----- MATERIAL FOR THE TASK
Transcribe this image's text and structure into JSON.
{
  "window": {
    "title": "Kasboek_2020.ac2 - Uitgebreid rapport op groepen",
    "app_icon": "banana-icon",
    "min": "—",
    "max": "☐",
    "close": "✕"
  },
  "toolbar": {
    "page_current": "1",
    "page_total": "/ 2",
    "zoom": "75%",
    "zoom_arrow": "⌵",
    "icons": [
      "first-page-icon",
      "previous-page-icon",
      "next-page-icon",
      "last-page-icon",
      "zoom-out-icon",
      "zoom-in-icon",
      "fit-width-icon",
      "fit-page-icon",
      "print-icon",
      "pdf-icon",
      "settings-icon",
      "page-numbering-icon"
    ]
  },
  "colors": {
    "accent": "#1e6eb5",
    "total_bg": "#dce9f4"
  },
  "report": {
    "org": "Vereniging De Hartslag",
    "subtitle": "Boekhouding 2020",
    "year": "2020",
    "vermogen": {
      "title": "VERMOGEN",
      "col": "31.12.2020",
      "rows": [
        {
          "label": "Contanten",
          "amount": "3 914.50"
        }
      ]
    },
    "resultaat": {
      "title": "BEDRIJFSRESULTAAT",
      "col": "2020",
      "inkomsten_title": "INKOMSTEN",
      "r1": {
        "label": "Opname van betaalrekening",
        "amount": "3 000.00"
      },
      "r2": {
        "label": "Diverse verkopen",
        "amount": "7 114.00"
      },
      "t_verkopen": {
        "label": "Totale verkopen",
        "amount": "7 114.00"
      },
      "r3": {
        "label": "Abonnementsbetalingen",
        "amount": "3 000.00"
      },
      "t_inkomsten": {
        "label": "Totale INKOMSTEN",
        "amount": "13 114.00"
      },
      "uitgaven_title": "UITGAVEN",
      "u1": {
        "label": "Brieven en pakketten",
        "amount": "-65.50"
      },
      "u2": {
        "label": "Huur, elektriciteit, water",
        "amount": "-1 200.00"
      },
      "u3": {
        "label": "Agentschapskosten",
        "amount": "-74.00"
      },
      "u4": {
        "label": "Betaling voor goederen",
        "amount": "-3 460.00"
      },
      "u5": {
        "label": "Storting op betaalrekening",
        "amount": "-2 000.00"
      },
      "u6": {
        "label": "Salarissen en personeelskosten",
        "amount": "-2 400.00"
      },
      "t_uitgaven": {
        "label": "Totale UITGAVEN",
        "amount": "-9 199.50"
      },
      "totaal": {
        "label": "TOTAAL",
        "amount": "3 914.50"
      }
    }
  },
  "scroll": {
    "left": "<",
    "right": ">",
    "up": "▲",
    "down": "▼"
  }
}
----------
#### STATED TASK
Take the lines above and print them exactly.

#### TASK RESPONSE
Transcribe this image's text and structure into JSON.
{
  "window": {
    "title": "Kasboek_2020.ac2 - Uitgebreid rapport op groepen",
    "app_icon": "banana-icon",
    "min": "—",
    "max": "☐",
    "close": "✕"
  },
  "toolbar": {
    "page_current": "1",
    "page_total": "/ 2",
    "zoom": "75%",
    "zoom_arrow": "⌵",
    "icons": [
      "first-page-icon",
      "previous-page-icon",
      "next-page-icon",
      "last-page-icon",
      "zoom-out-icon",
      "zoom-in-icon",
      "fit-width-icon",
      "fit-page-icon",
      "print-icon",
      "pdf-icon",
      "settings-icon",
      "page-numbering-icon"
    ]
  },
  "colors": {
    "accent": "#1e6eb5",
    "total_bg": "#dce9f4"
  },
  "report": {
    "org": "Vereniging De Hartslag",
    "subtitle": "Boekhouding 2020",
    "year": "2020",
    "vermogen": {
      "title": "VERMOGEN",
      "col": "31.12.2020",
      "rows": [
        {
          "label": "Contanten",
          "amount": "3 914.50"
        }
      ]
    },
    "resultaat": {
      "title": "BEDRIJFSRESULTAAT",
      "col": "2020",
      "inkomsten_title": "INKOMSTEN",
      "r1": {
        "label": "Opname van betaalrekening",
        "amount": "3 000.00"
      },
      "r2": {
        "label": "Diverse verkopen",
        "amount": "7 114.00"
      },
      "t_verkopen": {
        "label": "Totale verkopen",
        "amount": "7 114.00"
      },
      "r3": {
        "label": "Abonnementsbetalingen",
        "amount": "3 000.00"
      },
      "t_inkomsten": {
        "label": "Totale INKOMSTEN",
        "amount": "13 114.00"
      },
      "uitgaven_title": "UITGAVEN",
      "u1": {
        "label": "Brieven en pakketten",
        "amount": "-65.50"
      },
      "u2": {
        "label": "Huur, elektriciteit, water",
        "amount": "-1 200.00"
      },
      "u3": {
        "label": "Agentschapskosten",
        "amount": "-74.00"
      },
      "u4": {
        "label": "Betaling voor goederen",
        "amount": "-3 460.00"
      },
      "u5": {
        "label": "Storting op betaalrekening",
        "amount": "-2 000.00"
      },
      "u6": {
        "label": "Salarissen en personeelskosten",
        "amount": "-2 400.00"
      },
      "t_uitgaven": {
        "label": "Totale UITGAVEN",
        "amount": "-9 199.50"
      },
      "totaal": {
        "label": "TOTAAL",
        "amount": "3 914.50"
      }
    }
  },
  "scroll": {
    "left": "<",
    "right": ">",
    "up": "▲",
    "down": "▼"
  }
}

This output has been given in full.